Material provided:
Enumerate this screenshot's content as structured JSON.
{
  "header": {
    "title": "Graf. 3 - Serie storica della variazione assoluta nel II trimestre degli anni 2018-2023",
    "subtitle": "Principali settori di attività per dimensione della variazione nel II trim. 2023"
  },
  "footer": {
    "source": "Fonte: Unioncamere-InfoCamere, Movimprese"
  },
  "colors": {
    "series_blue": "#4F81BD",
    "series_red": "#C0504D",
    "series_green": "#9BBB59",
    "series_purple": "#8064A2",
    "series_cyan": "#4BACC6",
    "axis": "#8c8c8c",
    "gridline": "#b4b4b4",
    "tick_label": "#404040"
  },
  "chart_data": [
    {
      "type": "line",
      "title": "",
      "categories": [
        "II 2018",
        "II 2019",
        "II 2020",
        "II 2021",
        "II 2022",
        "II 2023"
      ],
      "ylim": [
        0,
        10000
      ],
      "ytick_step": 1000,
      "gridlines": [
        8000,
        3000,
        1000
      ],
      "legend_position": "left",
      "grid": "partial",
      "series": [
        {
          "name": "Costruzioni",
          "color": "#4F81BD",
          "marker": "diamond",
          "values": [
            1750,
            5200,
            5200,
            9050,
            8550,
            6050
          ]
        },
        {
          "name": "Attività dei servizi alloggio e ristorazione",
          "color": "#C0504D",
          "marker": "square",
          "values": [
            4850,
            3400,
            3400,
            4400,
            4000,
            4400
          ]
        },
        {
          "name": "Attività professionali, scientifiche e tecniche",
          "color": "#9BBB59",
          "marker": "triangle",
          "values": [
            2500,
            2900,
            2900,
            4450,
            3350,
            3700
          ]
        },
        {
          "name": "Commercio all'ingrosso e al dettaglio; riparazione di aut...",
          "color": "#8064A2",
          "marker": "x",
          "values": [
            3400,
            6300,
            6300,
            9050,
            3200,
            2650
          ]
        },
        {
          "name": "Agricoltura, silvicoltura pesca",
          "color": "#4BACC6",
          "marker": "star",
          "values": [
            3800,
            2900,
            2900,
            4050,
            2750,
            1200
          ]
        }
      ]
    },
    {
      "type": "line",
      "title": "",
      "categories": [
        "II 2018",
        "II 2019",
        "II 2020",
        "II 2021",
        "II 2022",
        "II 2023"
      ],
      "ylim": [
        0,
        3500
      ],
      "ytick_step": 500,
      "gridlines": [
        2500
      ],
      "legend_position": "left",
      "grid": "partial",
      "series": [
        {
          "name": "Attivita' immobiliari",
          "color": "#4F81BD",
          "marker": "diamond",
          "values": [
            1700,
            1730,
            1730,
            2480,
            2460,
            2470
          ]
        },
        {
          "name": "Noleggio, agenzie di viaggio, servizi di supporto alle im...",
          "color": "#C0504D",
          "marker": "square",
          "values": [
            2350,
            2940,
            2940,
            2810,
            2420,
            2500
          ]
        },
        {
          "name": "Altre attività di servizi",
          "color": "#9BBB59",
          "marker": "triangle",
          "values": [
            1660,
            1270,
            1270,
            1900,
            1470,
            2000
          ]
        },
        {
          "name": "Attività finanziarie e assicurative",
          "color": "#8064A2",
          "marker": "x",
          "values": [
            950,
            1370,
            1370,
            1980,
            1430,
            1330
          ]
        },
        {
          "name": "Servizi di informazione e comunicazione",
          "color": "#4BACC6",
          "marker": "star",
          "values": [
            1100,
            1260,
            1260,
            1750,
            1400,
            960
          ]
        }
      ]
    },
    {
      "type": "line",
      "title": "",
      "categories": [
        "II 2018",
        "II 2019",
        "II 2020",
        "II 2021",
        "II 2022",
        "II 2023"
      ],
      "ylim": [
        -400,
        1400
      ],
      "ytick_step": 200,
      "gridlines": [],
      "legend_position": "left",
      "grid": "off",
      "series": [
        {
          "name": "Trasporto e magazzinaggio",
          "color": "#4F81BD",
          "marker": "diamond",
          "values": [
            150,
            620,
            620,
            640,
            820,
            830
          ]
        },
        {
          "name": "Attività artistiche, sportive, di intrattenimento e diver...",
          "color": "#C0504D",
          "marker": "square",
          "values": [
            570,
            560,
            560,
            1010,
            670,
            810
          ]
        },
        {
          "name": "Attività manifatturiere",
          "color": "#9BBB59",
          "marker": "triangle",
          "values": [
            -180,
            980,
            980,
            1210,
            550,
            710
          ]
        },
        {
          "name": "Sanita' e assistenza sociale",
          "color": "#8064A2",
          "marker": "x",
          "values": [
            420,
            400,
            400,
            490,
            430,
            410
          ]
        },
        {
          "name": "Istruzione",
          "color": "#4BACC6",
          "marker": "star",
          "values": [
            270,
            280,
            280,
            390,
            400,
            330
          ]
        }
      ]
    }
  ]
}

Aim: Copy all the records above precisely.

Solved exercise:
Enumerate this screenshot's content as structured JSON.
{
  "header": {
    "title": "Graf. 3 - Serie storica della variazione assoluta nel II trimestre degli anni 2018-2023",
    "subtitle": "Principali settori di attività per dimensione della variazione nel II trim. 2023"
  },
  "footer": {
    "source": "Fonte: Unioncamere-InfoCamere, Movimprese"
  },
  "colors": {
    "series_blue": "#4F81BD",
    "series_red": "#C0504D",
    "series_green": "#9BBB59",
    "series_purple": "#8064A2",
    "series_cyan": "#4BACC6",
    "axis": "#8c8c8c",
    "gridline": "#b4b4b4",
    "tick_label": "#404040"
  },
  "chart_data": [
    {
      "type": "line",
      "title": "",
      "categories": [
        "II 2018",
        "II 2019",
        "II 2020",
        "II 2021",
        "II 2022",
        "II 2023"
      ],
      "ylim": [
        0,
        10000
      ],
      "ytick_step": 1000,
      "gridlines": [
        8000,
        3000,
        1000
      ],
      "legend_position": "left",
      "grid": "partial",
      "series": [
        {
          "name": "Costruzioni",
          "color": "#4F81BD",
          "marker": "diamond",
          "values": [
            1750,
            5200,
            5200,
            9050,
            8550,
            6050
          ]
        },
        {
          "name": "Attività dei servizi alloggio e ristorazione",
          "color": "#C0504D",
          "marker": "square",
          "values": [
            4850,
            3400,
            3400,
            4400,
            4000,
            4400
          ]
        },
        {
          "name": "Attività professionali, scientifiche e tecniche",
          "color": "#9BBB59",
          "marker": "triangle",
          "values": [
            2500,
            2900,
            2900,
            4450,
            3350,
            3700
          ]
        },
        {
          "name": "Commercio all'ingrosso e al dettaglio; riparazione di aut...",
          "color": "#8064A2",
          "marker": "x",
          "values": [
            3400,
            6300,
            6300,
            9050,
            3200,
            2650
          ]
        },
        {
          "name": "Agricoltura, silvicoltura pesca",
          "color": "#4BACC6",
          "marker": "star",
          "values": [
            3800,
            2900,
            2900,
            4050,
            2750,
            1200
          ]
        }
      ]
    },
    {
      "type": "line",
      "title": "",
      "categories": [
        "II 2018",
        "II 2019",
        "II 2020",
        "II 2021",
        "II 2022",
        "II 2023"
      ],
      "ylim": [
        0,
        3500
      ],
      "ytick_step": 500,
      "gridlines": [
        2500
      ],
      "legend_position": "left",
      "grid": "partial",
      "series": [
        {
          "name": "Attivita' immobiliari",
          "color": "#4F81BD",
          "marker": "diamond",
          "values": [
            1700,
            1730,
            1730,
            2480,
            2460,
            2470
          ]
        },
        {
          "name": "Noleggio, agenzie di viaggio, servizi di supporto alle im...",
          "color": "#C0504D",
          "marker": "square",
          "values": [
            2350,
            2940,
            2940,
            2810,
            2420,
            2500
          ]
        },
        {
          "name": "Altre attività di servizi",
          "color": "#9BBB59",
          "marker": "triangle",
          "values": [
            1660,
            1270,
            1270,
            1900,
            1470,
            2000
          ]
        },
        {
          "name": "Attività finanziarie e assicurative",
          "color": "#8064A2",
          "marker": "x",
          "values": [
            950,
            1370,
            1370,
            1980,
            1430,
            1330
          ]
        },
        {
          "name": "Servizi di informazione e comunicazione",
          "color": "#4BACC6",
          "marker": "star",
          "values": [
            1100,
            1260,
            1260,
            1750,
            1400,
            960
          ]
        }
      ]
    },
    {
      "type": "line",
      "title": "",
      "categories": [
        "II 2018",
        "II 2019",
        "II 2020",
        "II 2021",
        "II 2022",
        "II 2023"
      ],
      "ylim": [
        -400,
        1400
      ],
      "ytick_step": 200,
      "gridlines": [],
      "legend_position": "left",
      "grid": "off",
      "series": [
        {
          "name": "Trasporto e magazzinaggio",
          "color": "#4F81BD",
          "marker": "diamond",
          "values": [
            150,
            620,
            620,
            640,
            820,
            830
          ]
        },
        {
          "name": "Attività artistiche, sportive, di intrattenimento e diver...",
          "color": "#C0504D",
          "marker": "square",
          "values": [
            570,
            560,
            560,
            1010,
            670,
            810
          ]
        },
        {
          "name": "Attività manifatturiere",
          "color": "#9BBB59",
          "marker": "triangle",
          "values": [
            -180,
            980,
            980,
            1210,
            550,
            710
          ]
        },
        {
          "name": "Sanita' e assistenza sociale",
          "color": "#8064A2",
          "marker": "x",
          "values": [
            420,
            400,
            400,
            490,
            430,
            410
          ]
        },
        {
          "name": "Istruzione",
          "color": "#4BACC6",
          "marker": "star",
          "values": [
            270,
            280,
            280,
            390,
            400,
            330
          ]
        }
      ]
    }
  ]
}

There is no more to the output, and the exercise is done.